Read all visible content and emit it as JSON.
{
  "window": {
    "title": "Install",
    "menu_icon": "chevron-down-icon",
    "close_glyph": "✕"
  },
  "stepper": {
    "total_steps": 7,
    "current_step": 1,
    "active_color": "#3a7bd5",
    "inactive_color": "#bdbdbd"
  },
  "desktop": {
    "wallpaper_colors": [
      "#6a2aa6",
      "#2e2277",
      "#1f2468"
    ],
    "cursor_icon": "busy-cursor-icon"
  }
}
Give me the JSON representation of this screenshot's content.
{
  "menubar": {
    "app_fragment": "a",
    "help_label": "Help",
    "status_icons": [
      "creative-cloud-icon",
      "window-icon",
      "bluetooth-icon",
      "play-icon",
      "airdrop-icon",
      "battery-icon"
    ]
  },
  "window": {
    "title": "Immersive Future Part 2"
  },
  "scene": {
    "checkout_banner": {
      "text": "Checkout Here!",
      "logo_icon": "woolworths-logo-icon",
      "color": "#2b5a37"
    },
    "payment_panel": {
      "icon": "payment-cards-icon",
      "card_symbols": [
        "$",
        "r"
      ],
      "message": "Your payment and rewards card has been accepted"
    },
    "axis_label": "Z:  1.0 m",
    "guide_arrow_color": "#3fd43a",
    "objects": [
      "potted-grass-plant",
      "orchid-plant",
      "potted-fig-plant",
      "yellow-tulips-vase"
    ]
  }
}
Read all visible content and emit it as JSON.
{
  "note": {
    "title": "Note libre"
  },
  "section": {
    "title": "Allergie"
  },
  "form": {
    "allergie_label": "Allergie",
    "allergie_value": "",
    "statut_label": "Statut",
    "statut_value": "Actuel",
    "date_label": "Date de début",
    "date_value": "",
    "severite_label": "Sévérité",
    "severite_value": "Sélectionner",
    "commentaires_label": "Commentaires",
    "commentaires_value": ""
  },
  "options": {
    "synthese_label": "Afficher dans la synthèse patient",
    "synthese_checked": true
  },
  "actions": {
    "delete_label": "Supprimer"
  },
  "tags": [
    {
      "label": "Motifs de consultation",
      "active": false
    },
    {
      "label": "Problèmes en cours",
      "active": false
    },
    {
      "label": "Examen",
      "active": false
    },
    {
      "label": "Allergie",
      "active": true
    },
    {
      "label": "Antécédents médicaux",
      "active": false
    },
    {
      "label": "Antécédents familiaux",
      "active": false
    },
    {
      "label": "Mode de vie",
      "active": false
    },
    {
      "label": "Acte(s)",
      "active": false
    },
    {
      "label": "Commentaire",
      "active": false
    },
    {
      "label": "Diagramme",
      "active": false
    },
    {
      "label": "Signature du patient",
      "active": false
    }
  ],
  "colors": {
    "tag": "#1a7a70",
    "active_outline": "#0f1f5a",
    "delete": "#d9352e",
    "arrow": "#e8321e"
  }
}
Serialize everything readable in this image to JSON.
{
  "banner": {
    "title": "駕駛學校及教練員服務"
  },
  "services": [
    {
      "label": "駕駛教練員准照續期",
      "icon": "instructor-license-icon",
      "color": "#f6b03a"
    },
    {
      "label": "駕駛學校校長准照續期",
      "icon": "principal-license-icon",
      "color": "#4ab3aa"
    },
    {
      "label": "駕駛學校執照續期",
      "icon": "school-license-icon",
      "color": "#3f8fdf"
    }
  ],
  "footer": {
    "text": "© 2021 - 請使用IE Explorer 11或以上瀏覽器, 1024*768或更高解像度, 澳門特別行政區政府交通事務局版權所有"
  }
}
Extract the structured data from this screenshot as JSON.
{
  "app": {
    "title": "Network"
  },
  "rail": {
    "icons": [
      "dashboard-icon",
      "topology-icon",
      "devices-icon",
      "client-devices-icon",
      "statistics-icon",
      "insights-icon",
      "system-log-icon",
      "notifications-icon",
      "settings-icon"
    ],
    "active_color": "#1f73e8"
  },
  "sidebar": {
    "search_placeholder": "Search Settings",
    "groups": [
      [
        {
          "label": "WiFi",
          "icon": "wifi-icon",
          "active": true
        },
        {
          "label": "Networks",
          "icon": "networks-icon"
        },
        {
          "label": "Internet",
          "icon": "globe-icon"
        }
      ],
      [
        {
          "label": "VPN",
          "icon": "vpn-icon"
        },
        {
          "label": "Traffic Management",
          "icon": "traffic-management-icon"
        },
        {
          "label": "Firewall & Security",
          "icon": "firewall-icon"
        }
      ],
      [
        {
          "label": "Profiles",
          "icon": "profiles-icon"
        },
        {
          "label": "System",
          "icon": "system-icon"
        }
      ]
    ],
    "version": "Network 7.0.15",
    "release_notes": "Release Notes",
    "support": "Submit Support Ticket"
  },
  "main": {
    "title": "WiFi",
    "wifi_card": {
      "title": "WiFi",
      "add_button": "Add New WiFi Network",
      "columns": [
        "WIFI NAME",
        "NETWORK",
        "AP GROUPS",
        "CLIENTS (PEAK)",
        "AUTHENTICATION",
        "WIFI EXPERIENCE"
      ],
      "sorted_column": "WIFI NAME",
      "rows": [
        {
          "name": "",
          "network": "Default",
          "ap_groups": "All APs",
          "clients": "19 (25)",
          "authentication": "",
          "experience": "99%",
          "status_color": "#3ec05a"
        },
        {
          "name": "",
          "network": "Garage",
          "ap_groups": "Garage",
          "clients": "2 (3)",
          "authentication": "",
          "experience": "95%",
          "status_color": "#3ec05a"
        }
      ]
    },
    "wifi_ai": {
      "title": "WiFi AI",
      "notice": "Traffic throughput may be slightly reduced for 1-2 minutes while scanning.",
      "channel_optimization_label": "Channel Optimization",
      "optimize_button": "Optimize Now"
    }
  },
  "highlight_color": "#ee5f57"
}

------------

▸ **What to produce**:
Copy every line from the records above that contains the word "Antécédents".

▸ **Solution to this problem**:
      "label": "Antécédents médicaux",
      "label": "Antécédents familiaux",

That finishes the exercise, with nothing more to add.